Written request:
Find and return each line containing "площадку".

[Source material start]

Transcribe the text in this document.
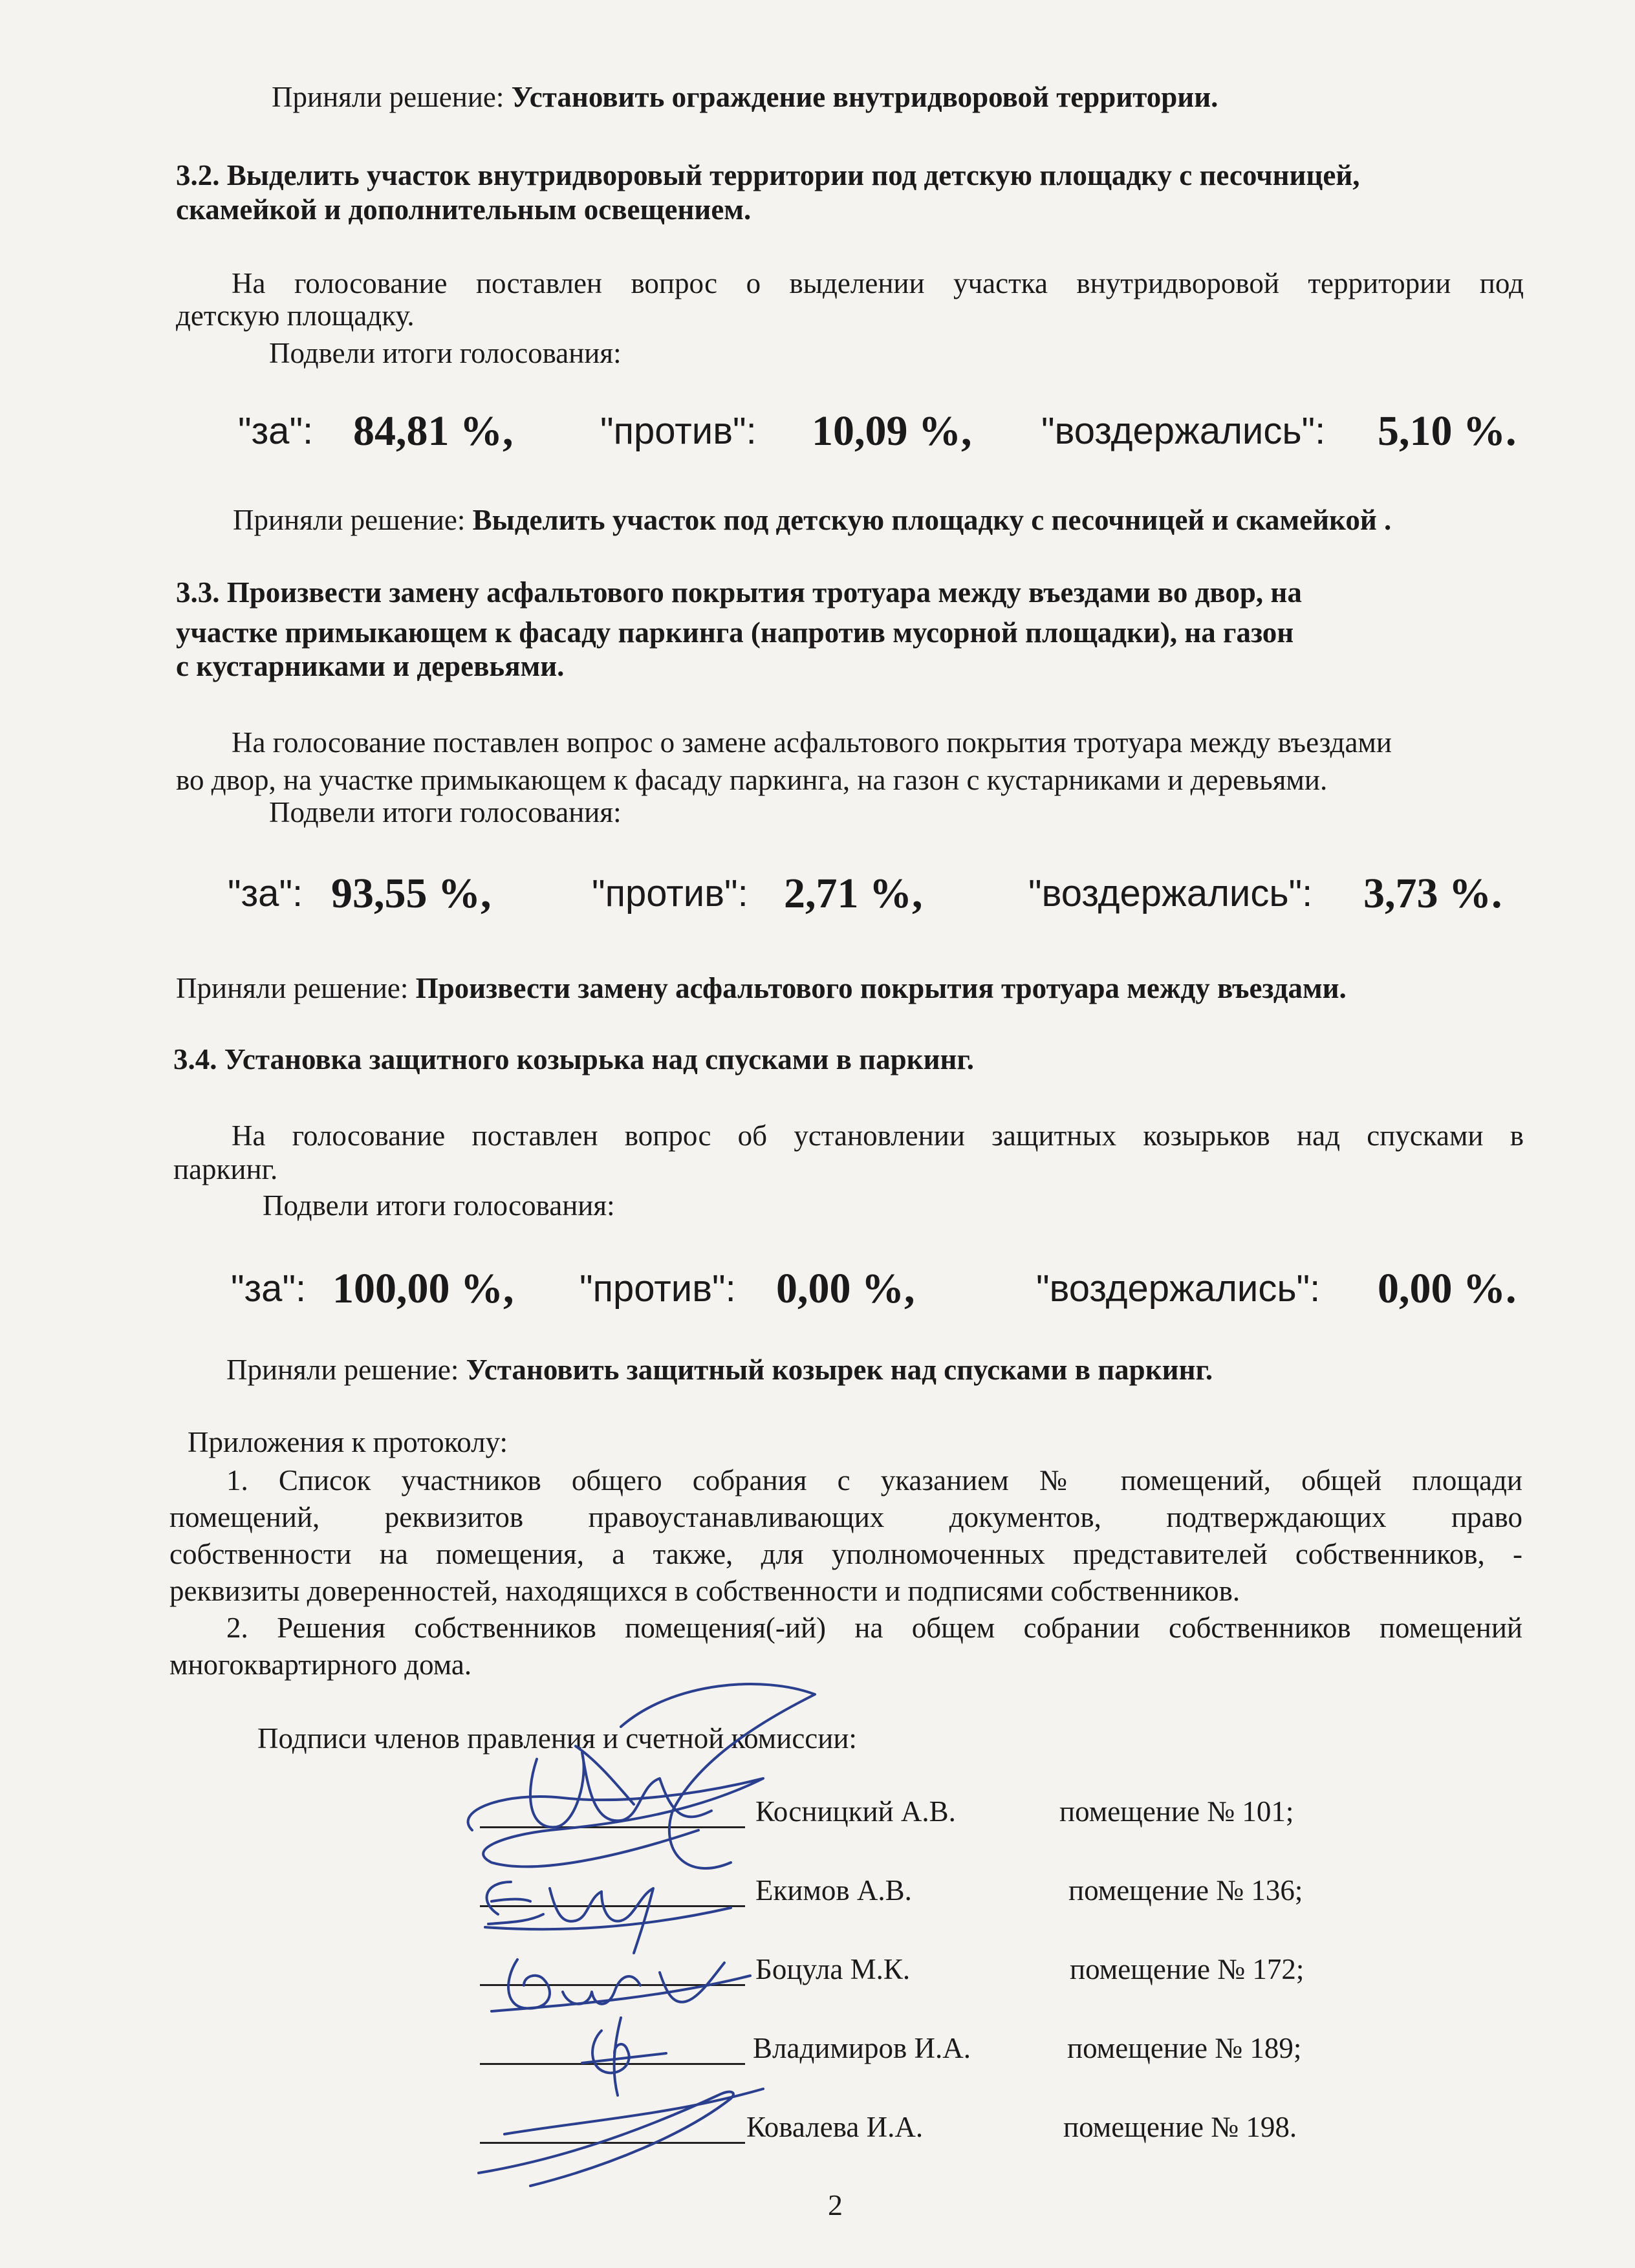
Приняли решение: Установить ограждение внутридворовой территории.
3.2. Выделить участок внутридворовый территории под детскую площадку с песочницей,
скамейкой и дополнительным освещением.
На голосование поставлен вопрос о выделении участка внутридворовой территории под
детскую площадку.
Подвели итоги голосования:
"за": 84,81 %, "против": 10,09 %, "воздержались": 5,10 %.
Приняли решение: Выделить участок под детскую площадку с песочницей и скамейкой .
3.3. Произвести замену асфальтового покрытия тротуара между въездами во двор, на
участке примыкающем к фасаду паркинга (напротив мусорной площадки), на газон
с кустарниками и деревьями.
На голосование поставлен вопрос о замене асфальтового покрытия тротуара между въездами
во двор, на участке примыкающем к фасаду паркинга, на газон с кустарниками и деревьями.
Подвели итоги голосования:
"за": 93,55 %,	"против": 2,71 %,	"воздержались": 3,73 %.
Приняли решение: Произвести замену асфальтового покрытия тротуара между въездами.
3.4. Установка защитного козырька над спусками в паркинг.
На голосование поставлен вопрос об установлении защитных козырьков над спусками в
паркинг.
Подвели итоги голосования:
"за": 100,00 %, "против": 0,00 %,	"воздержались": 0,00 %.
Приняли решение: Установить защитный козырек над спусками в паркинг.
Приложения к протоколу:
1. Список участников общего собрания с указанием № помещений, общей площади
помещений, реквизитов правоустанавливающих документов, подтверждающих право
собственности на помещения, а также, для уполномоченных представителей собственников, -
реквизиты доверенностей, находящихся в собственности и подписями собственников.
2. Решения собственников помещения(-ий) на общем собрании собственников помещений
многоквартирного дома.
Подписи членов правления и счетной комиссии:
Косницкий А.В.	помещение № 101;
Екимов А.В.	помещение № 136;
Боцула М.К.	помещение № 172;
Владимиров И.А.	помещение № 189;
Ковалева И.А.	помещение № 198.
2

[Source material end]

Task answer:
3.2. Выделить участок внутридворовый территории под детскую площадку с песочницей,
детскую площадку.
Приняли решение: Выделить участок под детскую площадку с песочницей и скамейкой .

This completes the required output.